• **Task goal**
Write out each entry again. Keep every word exactly as it is.

Records from a collection of figures:
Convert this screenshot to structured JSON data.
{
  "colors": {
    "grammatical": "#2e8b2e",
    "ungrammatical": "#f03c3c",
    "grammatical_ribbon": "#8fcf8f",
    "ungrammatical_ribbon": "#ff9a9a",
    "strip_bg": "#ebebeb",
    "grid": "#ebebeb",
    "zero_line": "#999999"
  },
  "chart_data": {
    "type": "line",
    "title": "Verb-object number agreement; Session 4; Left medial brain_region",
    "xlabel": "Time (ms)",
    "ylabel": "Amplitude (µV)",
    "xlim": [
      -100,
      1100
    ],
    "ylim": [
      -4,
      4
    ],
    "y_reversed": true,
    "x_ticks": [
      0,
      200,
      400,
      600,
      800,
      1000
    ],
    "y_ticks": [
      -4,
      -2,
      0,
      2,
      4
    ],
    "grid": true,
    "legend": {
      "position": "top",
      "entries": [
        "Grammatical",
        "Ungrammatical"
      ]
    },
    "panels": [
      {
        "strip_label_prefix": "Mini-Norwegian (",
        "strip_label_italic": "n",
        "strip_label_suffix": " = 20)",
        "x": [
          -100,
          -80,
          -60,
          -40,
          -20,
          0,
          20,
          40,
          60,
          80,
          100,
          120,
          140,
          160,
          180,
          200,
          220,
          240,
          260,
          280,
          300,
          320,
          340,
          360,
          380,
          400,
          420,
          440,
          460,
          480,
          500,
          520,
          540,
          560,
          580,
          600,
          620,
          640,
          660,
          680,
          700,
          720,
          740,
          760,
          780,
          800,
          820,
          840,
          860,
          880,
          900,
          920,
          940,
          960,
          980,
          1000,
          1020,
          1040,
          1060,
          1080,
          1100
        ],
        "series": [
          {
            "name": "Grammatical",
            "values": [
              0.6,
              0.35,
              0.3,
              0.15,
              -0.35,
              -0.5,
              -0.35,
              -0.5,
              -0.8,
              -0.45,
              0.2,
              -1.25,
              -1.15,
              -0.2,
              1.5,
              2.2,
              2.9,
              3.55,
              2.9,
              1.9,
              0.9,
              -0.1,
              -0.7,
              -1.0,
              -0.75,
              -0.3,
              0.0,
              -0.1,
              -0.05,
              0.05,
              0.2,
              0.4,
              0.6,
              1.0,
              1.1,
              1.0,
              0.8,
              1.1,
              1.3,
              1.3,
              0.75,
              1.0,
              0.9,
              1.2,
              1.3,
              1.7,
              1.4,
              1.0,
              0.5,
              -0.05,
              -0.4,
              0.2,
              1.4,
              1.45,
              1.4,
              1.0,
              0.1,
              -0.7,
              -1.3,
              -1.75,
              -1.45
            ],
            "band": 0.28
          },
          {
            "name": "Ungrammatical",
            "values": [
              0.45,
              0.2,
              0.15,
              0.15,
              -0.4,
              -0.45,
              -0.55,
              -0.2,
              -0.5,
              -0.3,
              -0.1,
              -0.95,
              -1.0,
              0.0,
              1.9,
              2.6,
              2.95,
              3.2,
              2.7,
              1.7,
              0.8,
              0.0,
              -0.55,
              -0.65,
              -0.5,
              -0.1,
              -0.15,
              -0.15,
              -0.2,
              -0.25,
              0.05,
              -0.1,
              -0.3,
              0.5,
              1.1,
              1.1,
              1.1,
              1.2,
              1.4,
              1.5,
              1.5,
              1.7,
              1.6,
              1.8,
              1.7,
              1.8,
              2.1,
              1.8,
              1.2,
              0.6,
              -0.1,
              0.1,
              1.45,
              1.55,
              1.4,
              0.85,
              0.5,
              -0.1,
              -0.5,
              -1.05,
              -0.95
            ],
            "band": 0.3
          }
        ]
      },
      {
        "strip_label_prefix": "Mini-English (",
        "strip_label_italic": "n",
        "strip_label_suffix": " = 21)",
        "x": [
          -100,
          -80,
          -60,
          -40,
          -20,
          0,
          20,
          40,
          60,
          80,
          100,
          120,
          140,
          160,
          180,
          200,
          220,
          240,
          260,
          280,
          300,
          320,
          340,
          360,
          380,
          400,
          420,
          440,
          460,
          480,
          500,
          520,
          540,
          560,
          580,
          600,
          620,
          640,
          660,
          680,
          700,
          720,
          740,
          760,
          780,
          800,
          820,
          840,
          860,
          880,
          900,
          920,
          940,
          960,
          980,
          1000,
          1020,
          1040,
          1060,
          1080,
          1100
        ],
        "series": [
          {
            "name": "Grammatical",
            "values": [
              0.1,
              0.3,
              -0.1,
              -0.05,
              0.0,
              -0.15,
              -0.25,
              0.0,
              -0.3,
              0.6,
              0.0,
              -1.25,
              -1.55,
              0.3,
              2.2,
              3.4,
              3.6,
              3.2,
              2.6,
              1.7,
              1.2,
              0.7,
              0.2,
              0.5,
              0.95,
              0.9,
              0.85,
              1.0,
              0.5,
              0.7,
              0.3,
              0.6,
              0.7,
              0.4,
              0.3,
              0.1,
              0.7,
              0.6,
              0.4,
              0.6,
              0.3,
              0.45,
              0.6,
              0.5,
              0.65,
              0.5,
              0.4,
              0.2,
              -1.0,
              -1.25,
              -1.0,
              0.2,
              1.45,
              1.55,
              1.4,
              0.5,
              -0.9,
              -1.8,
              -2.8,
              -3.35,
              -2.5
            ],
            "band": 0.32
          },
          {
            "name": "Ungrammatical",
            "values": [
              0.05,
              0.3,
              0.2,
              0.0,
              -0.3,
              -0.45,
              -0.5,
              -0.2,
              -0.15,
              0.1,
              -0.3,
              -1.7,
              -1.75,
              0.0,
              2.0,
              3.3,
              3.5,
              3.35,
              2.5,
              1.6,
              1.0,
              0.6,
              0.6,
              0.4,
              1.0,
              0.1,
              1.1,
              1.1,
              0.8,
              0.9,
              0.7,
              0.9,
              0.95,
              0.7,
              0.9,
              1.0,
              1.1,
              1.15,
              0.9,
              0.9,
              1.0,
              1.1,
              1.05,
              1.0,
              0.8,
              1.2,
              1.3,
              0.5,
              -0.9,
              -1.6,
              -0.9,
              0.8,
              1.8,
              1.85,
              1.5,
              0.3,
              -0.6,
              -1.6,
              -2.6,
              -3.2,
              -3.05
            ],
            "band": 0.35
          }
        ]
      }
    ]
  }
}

• **Solution**
Convert this screenshot to structured JSON data.
{
  "colors": {
    "grammatical": "#2e8b2e",
    "ungrammatical": "#f03c3c",
    "grammatical_ribbon": "#8fcf8f",
    "ungrammatical_ribbon": "#ff9a9a",
    "strip_bg": "#ebebeb",
    "grid": "#ebebeb",
    "zero_line": "#999999"
  },
  "chart_data": {
    "type": "line",
    "title": "Verb-object number agreement; Session 4; Left medial brain_region",
    "xlabel": "Time (ms)",
    "ylabel": "Amplitude (µV)",
    "xlim": [
      -100,
      1100
    ],
    "ylim": [
      -4,
      4
    ],
    "y_reversed": true,
    "x_ticks": [
      0,
      200,
      400,
      600,
      800,
      1000
    ],
    "y_ticks": [
      -4,
      -2,
      0,
      2,
      4
    ],
    "grid": true,
    "legend": {
      "position": "top",
      "entries": [
        "Grammatical",
        "Ungrammatical"
      ]
    },
    "panels": [
      {
        "strip_label_prefix": "Mini-Norwegian (",
        "strip_label_italic": "n",
        "strip_label_suffix": " = 20)",
        "x": [
          -100,
          -80,
          -60,
          -40,
          -20,
          0,
          20,
          40,
          60,
          80,
          100,
          120,
          140,
          160,
          180,
          200,
          220,
          240,
          260,
          280,
          300,
          320,
          340,
          360,
          380,
          400,
          420,
          440,
          460,
          480,
          500,
          520,
          540,
          560,
          580,
          600,
          620,
          640,
          660,
          680,
          700,
          720,
          740,
          760,
          780,
          800,
          820,
          840,
          860,
          880,
          900,
          920,
          940,
          960,
          980,
          1000,
          1020,
          1040,
          1060,
          1080,
          1100
        ],
        "series": [
          {
            "name": "Grammatical",
            "values": [
              0.6,
              0.35,
              0.3,
              0.15,
              -0.35,
              -0.5,
              -0.35,
              -0.5,
              -0.8,
              -0.45,
              0.2,
              -1.25,
              -1.15,
              -0.2,
              1.5,
              2.2,
              2.9,
              3.55,
              2.9,
              1.9,
              0.9,
              -0.1,
              -0.7,
              -1.0,
              -0.75,
              -0.3,
              0.0,
              -0.1,
              -0.05,
              0.05,
              0.2,
              0.4,
              0.6,
              1.0,
              1.1,
              1.0,
              0.8,
              1.1,
              1.3,
              1.3,
              0.75,
              1.0,
              0.9,
              1.2,
              1.3,
              1.7,
              1.4,
              1.0,
              0.5,
              -0.05,
              -0.4,
              0.2,
              1.4,
              1.45,
              1.4,
              1.0,
              0.1,
              -0.7,
              -1.3,
              -1.75,
              -1.45
            ],
            "band": 0.28
          },
          {
            "name": "Ungrammatical",
            "values": [
              0.45,
              0.2,
              0.15,
              0.15,
              -0.4,
              -0.45,
              -0.55,
              -0.2,
              -0.5,
              -0.3,
              -0.1,
              -0.95,
              -1.0,
              0.0,
              1.9,
              2.6,
              2.95,
              3.2,
              2.7,
              1.7,
              0.8,
              0.0,
              -0.55,
              -0.65,
              -0.5,
              -0.1,
              -0.15,
              -0.15,
              -0.2,
              -0.25,
              0.05,
              -0.1,
              -0.3,
              0.5,
              1.1,
              1.1,
              1.1,
              1.2,
              1.4,
              1.5,
              1.5,
              1.7,
              1.6,
              1.8,
              1.7,
              1.8,
              2.1,
              1.8,
              1.2,
              0.6,
              -0.1,
              0.1,
              1.45,
              1.55,
              1.4,
              0.85,
              0.5,
              -0.1,
              -0.5,
              -1.05,
              -0.95
            ],
            "band": 0.3
          }
        ]
      },
      {
        "strip_label_prefix": "Mini-English (",
        "strip_label_italic": "n",
        "strip_label_suffix": " = 21)",
        "x": [
          -100,
          -80,
          -60,
          -40,
          -20,
          0,
          20,
          40,
          60,
          80,
          100,
          120,
          140,
          160,
          180,
          200,
          220,
          240,
          260,
          280,
          300,
          320,
          340,
          360,
          380,
          400,
          420,
          440,
          460,
          480,
          500,
          520,
          540,
          560,
          580,
          600,
          620,
          640,
          660,
          680,
          700,
          720,
          740,
          760,
          780,
          800,
          820,
          840,
          860,
          880,
          900,
          920,
          940,
          960,
          980,
          1000,
          1020,
          1040,
          1060,
          1080,
          1100
        ],
        "series": [
          {
            "name": "Grammatical",
            "values": [
              0.1,
              0.3,
              -0.1,
              -0.05,
              0.0,
              -0.15,
              -0.25,
              0.0,
              -0.3,
              0.6,
              0.0,
              -1.25,
              -1.55,
              0.3,
              2.2,
              3.4,
              3.6,
              3.2,
              2.6,
              1.7,
              1.2,
              0.7,
              0.2,
              0.5,
              0.95,
              0.9,
              0.85,
              1.0,
              0.5,
              0.7,
              0.3,
              0.6,
              0.7,
              0.4,
              0.3,
              0.1,
              0.7,
              0.6,
              0.4,
              0.6,
              0.3,
              0.45,
              0.6,
              0.5,
              0.65,
              0.5,
              0.4,
              0.2,
              -1.0,
              -1.25,
              -1.0,
              0.2,
              1.45,
              1.55,
              1.4,
              0.5,
              -0.9,
              -1.8,
              -2.8,
              -3.35,
              -2.5
            ],
            "band": 0.32
          },
          {
            "name": "Ungrammatical",
            "values": [
              0.05,
              0.3,
              0.2,
              0.0,
              -0.3,
              -0.45,
              -0.5,
              -0.2,
              -0.15,
              0.1,
              -0.3,
              -1.7,
              -1.75,
              0.0,
              2.0,
              3.3,
              3.5,
              3.35,
              2.5,
              1.6,
              1.0,
              0.6,
              0.6,
              0.4,
              1.0,
              0.1,
              1.1,
              1.1,
              0.8,
              0.9,
              0.7,
              0.9,
              0.95,
              0.7,
              0.9,
              1.0,
              1.1,
              1.15,
              0.9,
              0.9,
              1.0,
              1.1,
              1.05,
              1.0,
              0.8,
              1.2,
              1.3,
              0.5,
              -0.9,
              -1.6,
              -0.9,
              0.8,
              1.8,
              1.85,
              1.5,
              0.3,
              -0.6,
              -1.6,
              -2.6,
              -3.2,
              -3.05
            ],
            "band": 0.35
          }
        ]
      }
    ]
  }
}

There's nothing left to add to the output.